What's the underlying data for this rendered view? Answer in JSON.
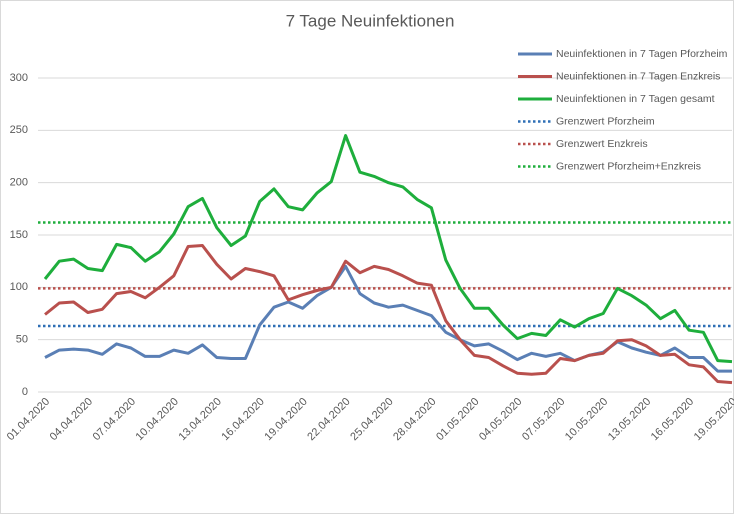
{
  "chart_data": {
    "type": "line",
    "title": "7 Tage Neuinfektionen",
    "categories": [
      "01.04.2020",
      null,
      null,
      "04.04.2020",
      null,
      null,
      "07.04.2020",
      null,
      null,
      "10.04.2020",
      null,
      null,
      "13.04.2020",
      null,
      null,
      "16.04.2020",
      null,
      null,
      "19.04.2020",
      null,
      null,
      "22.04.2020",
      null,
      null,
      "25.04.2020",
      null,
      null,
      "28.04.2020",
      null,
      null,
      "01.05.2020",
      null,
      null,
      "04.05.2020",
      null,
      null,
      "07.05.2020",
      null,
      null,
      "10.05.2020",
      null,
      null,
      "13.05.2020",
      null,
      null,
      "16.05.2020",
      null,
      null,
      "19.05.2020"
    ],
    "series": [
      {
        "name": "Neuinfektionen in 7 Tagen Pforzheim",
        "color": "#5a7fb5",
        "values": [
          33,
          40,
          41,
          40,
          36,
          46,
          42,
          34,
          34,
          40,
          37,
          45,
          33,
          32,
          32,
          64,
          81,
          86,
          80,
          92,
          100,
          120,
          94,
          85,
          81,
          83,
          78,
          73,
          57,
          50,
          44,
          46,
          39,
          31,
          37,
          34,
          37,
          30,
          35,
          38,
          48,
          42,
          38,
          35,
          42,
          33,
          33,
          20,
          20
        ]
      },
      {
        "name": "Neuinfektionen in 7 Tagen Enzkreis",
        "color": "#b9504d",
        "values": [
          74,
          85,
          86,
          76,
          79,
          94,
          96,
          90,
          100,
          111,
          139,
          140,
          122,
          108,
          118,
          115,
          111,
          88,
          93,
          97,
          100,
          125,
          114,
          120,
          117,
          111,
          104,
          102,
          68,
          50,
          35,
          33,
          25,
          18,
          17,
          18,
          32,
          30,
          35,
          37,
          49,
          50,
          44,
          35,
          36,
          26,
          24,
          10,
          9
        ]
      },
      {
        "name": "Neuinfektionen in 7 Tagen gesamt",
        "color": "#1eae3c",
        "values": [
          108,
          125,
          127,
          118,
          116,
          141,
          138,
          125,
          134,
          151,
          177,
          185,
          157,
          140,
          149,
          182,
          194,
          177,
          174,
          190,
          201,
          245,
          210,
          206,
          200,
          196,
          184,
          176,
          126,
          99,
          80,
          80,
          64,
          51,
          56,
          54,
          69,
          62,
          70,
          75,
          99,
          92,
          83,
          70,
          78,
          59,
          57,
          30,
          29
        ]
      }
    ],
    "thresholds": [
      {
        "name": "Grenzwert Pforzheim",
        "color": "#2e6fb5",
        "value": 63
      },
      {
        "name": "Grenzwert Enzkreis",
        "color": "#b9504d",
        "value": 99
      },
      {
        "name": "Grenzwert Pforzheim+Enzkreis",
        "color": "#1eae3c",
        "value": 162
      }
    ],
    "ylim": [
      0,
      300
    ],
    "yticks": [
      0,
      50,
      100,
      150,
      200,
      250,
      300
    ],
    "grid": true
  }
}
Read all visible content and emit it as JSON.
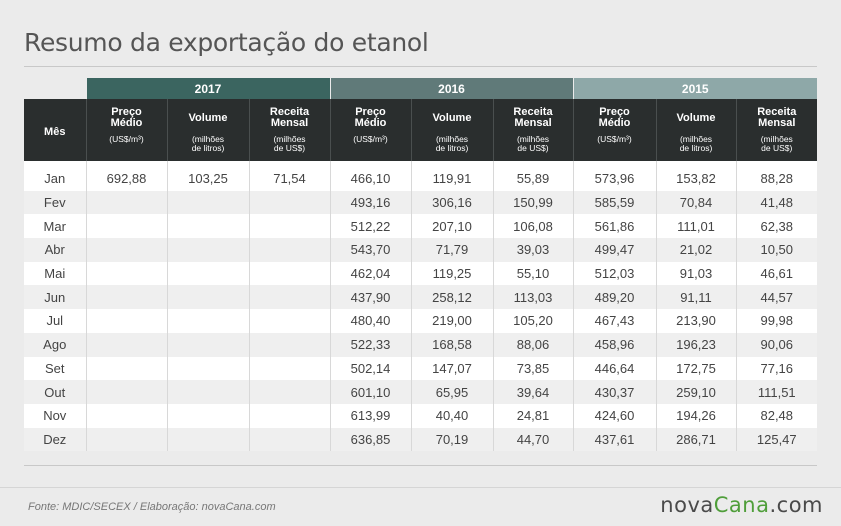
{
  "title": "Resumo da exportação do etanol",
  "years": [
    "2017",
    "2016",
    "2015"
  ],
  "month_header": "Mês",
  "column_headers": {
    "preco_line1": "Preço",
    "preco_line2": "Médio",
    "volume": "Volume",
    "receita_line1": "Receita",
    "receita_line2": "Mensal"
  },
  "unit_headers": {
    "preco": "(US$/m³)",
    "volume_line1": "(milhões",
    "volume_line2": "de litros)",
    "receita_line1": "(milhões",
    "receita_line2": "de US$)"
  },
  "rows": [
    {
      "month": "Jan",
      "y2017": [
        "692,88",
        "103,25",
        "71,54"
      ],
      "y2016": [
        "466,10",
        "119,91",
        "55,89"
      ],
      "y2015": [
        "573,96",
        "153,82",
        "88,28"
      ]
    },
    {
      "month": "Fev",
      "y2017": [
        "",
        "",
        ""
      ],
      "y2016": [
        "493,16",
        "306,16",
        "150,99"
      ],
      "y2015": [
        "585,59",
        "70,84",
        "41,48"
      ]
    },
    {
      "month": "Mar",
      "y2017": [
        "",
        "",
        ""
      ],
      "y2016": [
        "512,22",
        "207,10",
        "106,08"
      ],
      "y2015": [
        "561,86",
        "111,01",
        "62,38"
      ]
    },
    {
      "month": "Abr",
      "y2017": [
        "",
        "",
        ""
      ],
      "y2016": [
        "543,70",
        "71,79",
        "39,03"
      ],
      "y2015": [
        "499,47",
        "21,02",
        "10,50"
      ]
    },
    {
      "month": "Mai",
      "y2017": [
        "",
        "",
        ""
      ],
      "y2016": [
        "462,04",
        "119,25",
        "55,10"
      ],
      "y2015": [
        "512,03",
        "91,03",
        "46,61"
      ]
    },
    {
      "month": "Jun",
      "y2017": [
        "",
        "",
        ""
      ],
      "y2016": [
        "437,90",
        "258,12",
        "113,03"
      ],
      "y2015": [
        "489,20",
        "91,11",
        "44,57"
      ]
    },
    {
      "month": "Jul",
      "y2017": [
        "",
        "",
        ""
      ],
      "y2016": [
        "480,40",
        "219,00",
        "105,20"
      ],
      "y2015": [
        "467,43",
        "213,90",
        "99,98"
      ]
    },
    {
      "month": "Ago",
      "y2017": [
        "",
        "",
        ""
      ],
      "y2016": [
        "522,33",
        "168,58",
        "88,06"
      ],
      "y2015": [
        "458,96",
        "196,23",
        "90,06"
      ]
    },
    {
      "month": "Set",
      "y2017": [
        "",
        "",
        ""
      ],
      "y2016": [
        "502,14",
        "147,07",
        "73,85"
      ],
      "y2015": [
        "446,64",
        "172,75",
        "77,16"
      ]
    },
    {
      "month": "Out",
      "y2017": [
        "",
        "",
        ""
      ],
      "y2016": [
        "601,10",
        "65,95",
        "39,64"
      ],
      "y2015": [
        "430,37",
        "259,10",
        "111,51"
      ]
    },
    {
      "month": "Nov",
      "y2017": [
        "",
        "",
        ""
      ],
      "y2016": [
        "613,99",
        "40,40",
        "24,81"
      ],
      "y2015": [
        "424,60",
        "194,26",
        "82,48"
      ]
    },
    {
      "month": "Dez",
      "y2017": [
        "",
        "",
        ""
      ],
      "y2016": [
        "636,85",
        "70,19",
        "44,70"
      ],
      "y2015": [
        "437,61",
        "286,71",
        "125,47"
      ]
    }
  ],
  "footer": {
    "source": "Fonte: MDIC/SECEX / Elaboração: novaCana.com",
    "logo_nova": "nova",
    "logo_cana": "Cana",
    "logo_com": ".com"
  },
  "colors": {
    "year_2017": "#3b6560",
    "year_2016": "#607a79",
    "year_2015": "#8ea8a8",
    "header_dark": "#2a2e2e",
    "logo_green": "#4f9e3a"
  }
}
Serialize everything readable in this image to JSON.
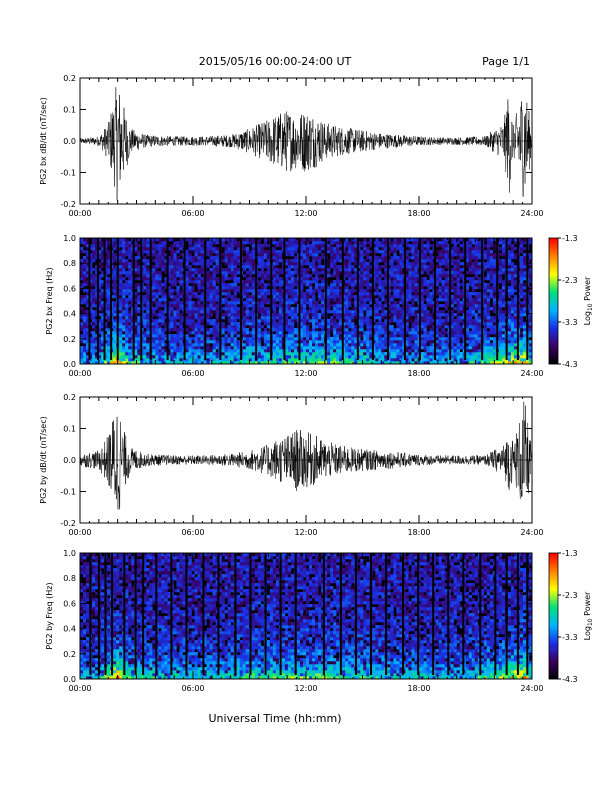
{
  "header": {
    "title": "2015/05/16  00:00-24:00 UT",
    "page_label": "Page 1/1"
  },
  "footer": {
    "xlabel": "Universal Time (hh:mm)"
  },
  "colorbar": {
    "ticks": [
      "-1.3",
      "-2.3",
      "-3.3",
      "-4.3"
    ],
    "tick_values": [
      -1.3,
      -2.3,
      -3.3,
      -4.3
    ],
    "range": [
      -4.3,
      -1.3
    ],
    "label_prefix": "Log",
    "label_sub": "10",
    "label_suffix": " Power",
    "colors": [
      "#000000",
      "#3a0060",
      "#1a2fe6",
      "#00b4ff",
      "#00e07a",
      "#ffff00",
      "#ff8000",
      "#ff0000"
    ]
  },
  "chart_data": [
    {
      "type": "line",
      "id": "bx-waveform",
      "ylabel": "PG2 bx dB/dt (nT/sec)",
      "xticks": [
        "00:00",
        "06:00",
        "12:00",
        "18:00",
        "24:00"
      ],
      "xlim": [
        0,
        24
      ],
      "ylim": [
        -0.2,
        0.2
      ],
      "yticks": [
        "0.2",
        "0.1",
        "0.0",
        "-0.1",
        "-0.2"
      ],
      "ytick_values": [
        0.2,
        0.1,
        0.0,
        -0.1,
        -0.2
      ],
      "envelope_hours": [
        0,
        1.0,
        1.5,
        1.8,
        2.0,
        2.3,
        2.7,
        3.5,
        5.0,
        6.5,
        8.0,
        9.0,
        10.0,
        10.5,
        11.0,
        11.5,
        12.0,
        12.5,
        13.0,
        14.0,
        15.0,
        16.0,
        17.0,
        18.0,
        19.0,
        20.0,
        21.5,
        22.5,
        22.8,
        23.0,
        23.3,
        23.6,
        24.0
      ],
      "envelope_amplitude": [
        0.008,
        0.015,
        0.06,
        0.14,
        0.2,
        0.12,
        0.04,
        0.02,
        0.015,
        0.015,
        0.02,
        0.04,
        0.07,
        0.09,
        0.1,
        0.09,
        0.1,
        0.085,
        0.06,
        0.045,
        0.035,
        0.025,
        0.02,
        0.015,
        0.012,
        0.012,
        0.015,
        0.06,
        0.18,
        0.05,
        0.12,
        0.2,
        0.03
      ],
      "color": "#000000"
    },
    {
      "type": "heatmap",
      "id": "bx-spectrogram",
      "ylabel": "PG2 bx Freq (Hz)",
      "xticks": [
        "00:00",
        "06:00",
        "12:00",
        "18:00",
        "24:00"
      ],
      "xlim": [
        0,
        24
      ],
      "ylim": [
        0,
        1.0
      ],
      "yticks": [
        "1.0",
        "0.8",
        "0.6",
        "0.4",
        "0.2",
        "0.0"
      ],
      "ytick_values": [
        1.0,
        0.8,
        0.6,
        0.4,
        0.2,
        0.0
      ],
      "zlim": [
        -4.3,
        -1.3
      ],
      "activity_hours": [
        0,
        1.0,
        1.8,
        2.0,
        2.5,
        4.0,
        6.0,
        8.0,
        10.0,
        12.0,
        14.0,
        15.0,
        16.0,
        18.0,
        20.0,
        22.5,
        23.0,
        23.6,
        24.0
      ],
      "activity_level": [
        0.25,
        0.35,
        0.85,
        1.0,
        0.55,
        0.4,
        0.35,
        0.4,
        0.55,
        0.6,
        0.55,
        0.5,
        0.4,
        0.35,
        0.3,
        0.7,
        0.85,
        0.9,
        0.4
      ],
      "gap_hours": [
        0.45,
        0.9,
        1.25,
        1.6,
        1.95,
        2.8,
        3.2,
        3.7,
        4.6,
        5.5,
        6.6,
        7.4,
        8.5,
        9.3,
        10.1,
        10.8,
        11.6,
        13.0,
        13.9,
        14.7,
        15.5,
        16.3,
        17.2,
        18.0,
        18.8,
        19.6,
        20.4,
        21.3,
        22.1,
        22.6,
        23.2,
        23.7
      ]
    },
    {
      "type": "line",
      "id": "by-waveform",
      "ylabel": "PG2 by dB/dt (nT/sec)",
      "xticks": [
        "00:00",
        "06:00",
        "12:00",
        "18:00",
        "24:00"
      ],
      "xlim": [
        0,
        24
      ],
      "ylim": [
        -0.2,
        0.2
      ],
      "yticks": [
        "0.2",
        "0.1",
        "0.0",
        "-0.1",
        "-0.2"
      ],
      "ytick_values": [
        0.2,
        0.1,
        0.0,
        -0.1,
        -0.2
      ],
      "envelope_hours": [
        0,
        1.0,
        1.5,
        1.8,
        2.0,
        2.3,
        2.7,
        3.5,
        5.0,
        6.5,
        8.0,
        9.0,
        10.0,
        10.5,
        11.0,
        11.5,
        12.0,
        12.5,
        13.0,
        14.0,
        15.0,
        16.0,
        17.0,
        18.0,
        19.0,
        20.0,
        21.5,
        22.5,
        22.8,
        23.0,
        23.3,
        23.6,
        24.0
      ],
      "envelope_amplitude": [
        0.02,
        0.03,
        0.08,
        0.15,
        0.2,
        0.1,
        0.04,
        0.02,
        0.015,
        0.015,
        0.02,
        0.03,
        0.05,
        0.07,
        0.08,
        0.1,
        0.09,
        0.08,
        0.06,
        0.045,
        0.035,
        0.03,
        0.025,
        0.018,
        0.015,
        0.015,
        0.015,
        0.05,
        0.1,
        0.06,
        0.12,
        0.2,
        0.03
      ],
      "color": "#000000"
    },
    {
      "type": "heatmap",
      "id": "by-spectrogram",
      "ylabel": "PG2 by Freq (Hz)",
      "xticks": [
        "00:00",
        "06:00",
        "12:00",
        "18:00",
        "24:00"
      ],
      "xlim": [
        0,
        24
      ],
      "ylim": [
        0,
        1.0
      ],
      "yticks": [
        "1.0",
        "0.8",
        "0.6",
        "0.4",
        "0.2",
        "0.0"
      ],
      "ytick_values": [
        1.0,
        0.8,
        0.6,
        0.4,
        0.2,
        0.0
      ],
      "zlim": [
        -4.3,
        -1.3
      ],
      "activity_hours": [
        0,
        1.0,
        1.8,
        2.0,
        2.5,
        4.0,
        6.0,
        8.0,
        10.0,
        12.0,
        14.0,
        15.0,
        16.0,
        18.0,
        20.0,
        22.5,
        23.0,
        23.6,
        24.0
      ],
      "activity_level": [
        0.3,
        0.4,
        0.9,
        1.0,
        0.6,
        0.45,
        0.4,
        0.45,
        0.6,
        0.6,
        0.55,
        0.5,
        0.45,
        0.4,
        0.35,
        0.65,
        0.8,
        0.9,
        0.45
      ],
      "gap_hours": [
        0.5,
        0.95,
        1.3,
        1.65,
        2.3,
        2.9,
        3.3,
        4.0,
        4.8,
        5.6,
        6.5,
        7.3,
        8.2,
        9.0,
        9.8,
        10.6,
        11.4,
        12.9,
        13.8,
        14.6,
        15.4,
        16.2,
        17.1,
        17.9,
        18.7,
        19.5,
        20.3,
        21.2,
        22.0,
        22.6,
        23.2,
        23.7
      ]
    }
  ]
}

» Task goal:
Your answer should be one number: how many lines in the material above contain the string "Grenzwert".

» Solution:
3